[GOAL]: From the entries below, pull out each line where "Beta" appears.

*** DATA ENTRIES ***

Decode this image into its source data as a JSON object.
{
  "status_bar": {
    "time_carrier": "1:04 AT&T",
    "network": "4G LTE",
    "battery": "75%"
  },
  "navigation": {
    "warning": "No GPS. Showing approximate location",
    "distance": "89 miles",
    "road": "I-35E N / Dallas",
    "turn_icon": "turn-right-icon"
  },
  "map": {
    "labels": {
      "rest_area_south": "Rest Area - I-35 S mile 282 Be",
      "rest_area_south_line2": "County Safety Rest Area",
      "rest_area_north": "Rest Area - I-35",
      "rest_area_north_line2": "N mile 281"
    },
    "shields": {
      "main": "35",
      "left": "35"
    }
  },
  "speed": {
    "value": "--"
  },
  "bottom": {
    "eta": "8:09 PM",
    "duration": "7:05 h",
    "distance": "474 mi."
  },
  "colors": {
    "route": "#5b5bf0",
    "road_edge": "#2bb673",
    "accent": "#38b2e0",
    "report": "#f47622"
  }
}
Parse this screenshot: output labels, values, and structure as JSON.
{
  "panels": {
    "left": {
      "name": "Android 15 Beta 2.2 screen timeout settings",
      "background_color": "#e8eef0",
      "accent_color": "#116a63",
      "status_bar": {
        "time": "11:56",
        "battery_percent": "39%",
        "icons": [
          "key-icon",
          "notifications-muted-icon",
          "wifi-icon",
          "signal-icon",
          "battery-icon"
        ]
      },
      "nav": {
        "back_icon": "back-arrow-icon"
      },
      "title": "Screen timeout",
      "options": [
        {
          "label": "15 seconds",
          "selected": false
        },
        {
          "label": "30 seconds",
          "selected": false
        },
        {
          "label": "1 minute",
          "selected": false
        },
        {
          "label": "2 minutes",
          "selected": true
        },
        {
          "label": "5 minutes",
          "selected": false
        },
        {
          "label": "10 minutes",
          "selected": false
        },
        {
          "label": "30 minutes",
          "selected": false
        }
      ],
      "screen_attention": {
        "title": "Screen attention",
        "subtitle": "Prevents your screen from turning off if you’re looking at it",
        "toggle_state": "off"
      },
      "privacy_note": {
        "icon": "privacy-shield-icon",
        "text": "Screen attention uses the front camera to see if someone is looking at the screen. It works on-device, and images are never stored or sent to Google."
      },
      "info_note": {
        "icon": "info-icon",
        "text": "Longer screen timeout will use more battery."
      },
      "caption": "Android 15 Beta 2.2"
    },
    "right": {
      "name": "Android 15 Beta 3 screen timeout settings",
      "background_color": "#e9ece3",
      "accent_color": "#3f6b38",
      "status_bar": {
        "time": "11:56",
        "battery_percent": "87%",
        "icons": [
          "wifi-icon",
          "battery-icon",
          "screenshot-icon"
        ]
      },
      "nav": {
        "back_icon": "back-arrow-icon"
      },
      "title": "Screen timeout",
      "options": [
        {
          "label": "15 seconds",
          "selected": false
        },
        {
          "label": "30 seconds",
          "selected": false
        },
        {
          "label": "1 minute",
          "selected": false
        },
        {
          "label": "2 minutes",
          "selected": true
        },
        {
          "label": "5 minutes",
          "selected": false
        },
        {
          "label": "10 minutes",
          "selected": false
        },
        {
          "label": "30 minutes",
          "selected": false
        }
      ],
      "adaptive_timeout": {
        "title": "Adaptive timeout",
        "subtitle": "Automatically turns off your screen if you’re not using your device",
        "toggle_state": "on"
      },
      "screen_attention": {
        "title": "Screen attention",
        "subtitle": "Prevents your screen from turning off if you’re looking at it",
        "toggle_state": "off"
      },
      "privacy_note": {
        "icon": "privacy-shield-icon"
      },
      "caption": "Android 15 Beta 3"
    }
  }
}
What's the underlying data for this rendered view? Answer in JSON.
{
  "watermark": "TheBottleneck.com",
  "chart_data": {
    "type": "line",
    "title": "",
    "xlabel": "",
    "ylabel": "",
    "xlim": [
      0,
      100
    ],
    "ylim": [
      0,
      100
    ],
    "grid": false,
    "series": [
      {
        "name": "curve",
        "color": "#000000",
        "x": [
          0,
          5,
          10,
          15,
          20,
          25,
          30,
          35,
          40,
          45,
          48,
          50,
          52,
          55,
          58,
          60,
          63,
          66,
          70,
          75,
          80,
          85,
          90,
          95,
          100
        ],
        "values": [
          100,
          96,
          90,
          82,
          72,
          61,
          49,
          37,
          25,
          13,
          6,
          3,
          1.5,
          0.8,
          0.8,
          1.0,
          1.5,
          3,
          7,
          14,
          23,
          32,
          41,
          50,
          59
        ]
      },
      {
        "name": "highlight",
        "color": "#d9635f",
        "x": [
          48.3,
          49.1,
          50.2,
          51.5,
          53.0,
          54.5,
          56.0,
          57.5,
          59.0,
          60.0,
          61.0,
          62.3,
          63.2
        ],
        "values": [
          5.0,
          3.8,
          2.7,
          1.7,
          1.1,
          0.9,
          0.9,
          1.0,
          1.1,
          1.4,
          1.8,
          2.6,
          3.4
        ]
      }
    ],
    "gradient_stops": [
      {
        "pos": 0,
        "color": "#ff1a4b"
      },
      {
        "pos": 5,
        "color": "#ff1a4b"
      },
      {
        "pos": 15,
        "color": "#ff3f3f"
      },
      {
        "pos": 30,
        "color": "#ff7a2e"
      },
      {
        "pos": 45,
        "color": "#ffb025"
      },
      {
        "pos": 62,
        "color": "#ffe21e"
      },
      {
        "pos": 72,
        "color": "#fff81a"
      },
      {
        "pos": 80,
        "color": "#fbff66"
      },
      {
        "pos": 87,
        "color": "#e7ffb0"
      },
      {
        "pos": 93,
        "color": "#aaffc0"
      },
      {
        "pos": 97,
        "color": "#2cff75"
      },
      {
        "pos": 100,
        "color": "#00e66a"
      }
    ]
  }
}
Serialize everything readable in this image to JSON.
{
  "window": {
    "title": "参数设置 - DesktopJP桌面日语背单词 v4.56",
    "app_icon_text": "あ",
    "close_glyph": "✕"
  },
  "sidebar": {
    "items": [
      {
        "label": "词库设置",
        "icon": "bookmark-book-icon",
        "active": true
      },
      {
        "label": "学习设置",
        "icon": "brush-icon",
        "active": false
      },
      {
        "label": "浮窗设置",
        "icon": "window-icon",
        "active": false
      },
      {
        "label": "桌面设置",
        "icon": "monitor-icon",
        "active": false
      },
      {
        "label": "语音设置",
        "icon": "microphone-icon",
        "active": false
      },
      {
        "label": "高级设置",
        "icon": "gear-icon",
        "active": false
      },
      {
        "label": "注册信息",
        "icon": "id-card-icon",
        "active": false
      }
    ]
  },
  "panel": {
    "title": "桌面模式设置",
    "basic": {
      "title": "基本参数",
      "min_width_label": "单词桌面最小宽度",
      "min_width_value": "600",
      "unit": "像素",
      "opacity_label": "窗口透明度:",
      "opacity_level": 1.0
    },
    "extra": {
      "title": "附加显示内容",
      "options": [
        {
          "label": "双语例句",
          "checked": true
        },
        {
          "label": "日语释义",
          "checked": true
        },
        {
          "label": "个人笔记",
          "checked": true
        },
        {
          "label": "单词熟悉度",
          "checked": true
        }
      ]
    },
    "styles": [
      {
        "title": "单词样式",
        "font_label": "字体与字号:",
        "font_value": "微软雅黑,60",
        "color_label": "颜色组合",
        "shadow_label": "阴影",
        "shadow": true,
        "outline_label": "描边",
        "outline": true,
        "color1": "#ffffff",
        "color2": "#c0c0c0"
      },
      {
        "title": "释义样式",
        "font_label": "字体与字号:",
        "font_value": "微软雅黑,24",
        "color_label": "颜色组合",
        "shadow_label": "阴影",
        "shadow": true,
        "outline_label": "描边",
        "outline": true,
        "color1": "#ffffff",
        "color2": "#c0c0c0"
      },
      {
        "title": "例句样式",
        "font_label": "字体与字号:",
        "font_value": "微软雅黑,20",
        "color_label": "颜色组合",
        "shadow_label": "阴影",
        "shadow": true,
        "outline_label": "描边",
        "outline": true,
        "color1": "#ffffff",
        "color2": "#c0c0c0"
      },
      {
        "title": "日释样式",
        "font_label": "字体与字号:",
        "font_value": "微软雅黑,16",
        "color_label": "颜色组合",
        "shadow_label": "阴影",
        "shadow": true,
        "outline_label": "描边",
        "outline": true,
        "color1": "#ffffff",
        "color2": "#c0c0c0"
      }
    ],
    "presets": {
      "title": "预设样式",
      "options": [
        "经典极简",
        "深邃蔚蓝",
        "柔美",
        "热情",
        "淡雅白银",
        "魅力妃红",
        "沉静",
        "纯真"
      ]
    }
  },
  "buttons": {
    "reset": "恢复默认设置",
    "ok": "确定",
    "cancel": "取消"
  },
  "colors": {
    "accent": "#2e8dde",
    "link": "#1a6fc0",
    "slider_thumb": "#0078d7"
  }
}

***

[SOLUTION TO THIS TASK]:
      "name": "Android 15 Beta 2.2 screen timeout settings",
      "caption": "Android 15 Beta 2.2"
      "name": "Android 15 Beta 3 screen timeout settings",
      "caption": "Android 15 Beta 3"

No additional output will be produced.